### DATA PROVIDED
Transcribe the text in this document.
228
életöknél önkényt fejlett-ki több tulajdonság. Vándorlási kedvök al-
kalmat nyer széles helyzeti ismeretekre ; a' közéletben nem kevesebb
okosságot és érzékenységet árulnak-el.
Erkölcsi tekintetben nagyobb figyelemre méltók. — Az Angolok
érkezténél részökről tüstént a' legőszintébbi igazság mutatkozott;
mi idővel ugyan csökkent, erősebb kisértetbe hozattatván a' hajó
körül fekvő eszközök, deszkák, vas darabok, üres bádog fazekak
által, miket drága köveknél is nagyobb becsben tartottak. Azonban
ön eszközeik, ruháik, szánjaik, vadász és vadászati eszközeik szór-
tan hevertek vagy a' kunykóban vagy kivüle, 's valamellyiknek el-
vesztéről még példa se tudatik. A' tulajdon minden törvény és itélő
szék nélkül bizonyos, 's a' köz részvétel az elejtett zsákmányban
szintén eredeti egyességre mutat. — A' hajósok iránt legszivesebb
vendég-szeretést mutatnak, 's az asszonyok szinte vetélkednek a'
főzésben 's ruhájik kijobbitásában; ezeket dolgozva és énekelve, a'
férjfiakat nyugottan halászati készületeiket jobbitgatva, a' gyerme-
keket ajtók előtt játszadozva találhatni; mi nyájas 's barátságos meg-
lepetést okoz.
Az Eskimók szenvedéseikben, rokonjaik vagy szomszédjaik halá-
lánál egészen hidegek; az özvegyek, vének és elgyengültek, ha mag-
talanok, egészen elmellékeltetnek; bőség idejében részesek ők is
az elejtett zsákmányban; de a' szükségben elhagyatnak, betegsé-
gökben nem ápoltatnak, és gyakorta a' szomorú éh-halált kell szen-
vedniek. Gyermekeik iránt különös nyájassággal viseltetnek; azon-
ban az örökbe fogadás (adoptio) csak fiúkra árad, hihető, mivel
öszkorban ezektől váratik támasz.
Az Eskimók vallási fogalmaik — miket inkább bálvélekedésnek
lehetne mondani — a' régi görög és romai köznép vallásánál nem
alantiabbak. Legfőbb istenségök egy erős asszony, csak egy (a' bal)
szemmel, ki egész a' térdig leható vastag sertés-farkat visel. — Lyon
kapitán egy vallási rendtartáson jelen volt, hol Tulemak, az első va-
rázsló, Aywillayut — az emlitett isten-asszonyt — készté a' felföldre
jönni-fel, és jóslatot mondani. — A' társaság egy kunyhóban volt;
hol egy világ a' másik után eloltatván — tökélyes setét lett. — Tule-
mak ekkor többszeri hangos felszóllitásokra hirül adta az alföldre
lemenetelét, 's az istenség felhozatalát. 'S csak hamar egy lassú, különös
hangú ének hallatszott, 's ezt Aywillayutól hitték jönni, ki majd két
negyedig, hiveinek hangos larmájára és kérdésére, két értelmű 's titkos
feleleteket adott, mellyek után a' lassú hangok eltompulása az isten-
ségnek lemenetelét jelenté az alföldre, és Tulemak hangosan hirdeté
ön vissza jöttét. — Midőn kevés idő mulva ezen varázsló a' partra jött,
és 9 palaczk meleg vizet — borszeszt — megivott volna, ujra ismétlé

### INSTRUCTIONS FOR THE TASK
Your task is to give the records above again, exactly.

### SOLUTION
Transcribe the text in this document.
228
életöknél önkényt fejlett-ki több tulajdonság. Vándorlási kedvök al-
kalmat nyer széles helyzeti ismeretekre ; a' közéletben nem kevesebb
okosságot és érzékenységet árulnak-el.
Erkölcsi tekintetben nagyobb figyelemre méltók. — Az Angolok
érkezténél részökről tüstént a' legőszintébbi igazság mutatkozott;
mi idővel ugyan csökkent, erősebb kisértetbe hozattatván a' hajó
körül fekvő eszközök, deszkák, vas darabok, üres bádog fazekak
által, miket drága köveknél is nagyobb becsben tartottak. Azonban
ön eszközeik, ruháik, szánjaik, vadász és vadászati eszközeik szór-
tan hevertek vagy a' kunykóban vagy kivüle, 's valamellyiknek el-
vesztéről még példa se tudatik. A' tulajdon minden törvény és itélő
szék nélkül bizonyos, 's a' köz részvétel az elejtett zsákmányban
szintén eredeti egyességre mutat. — A' hajósok iránt legszivesebb
vendég-szeretést mutatnak, 's az asszonyok szinte vetélkednek a'
főzésben 's ruhájik kijobbitásában; ezeket dolgozva és énekelve, a'
férjfiakat nyugottan halászati készületeiket jobbitgatva, a' gyerme-
keket ajtók előtt játszadozva találhatni; mi nyájas 's barátságos meg-
lepetést okoz.
Az Eskimók szenvedéseikben, rokonjaik vagy szomszédjaik halá-
lánál egészen hidegek; az özvegyek, vének és elgyengültek, ha mag-
talanok, egészen elmellékeltetnek; bőség idejében részesek ők is
az elejtett zsákmányban; de a' szükségben elhagyatnak, betegsé-
gökben nem ápoltatnak, és gyakorta a' szomorú éh-halált kell szen-
vedniek. Gyermekeik iránt különös nyájassággal viseltetnek; azon-
ban az örökbe fogadás (adoptio) csak fiúkra árad, hihető, mivel
öszkorban ezektől váratik támasz.
Az Eskimók vallási fogalmaik — miket inkább bálvélekedésnek
lehetne mondani — a' régi görög és romai köznép vallásánál nem
alantiabbak. Legfőbb istenségök egy erős asszony, csak egy (a' bal)
szemmel, ki egész a' térdig leható vastag sertés-farkat visel. — Lyon
kapitán egy vallási rendtartáson jelen volt, hol Tulemak, az első va-
rázsló, Aywillayut — az emlitett isten-asszonyt — készté a' felföldre
jönni-fel, és jóslatot mondani. — A' társaság egy kunyhóban volt;
hol egy világ a' másik után eloltatván — tökélyes setét lett. — Tule-
mak ekkor többszeri hangos felszóllitásokra hirül adta az alföldre
lemenetelét, 's az istenség felhozatalát. 'S csak hamar egy lassú, különös
hangú ének hallatszott, 's ezt Aywillayutól hitték jönni, ki majd két
negyedig, hiveinek hangos larmájára és kérdésére, két értelmű 's titkos
feleleteket adott, mellyek után a' lassú hangok eltompulása az isten-
ségnek lemenetelét jelenté az alföldre, és Tulemak hangosan hirdeté
ön vissza jöttét. — Midőn kevés idő mulva ezen varázsló a' partra jött,
és 9 palaczk meleg vizet — borszeszt — megivott volna, ujra ismétlé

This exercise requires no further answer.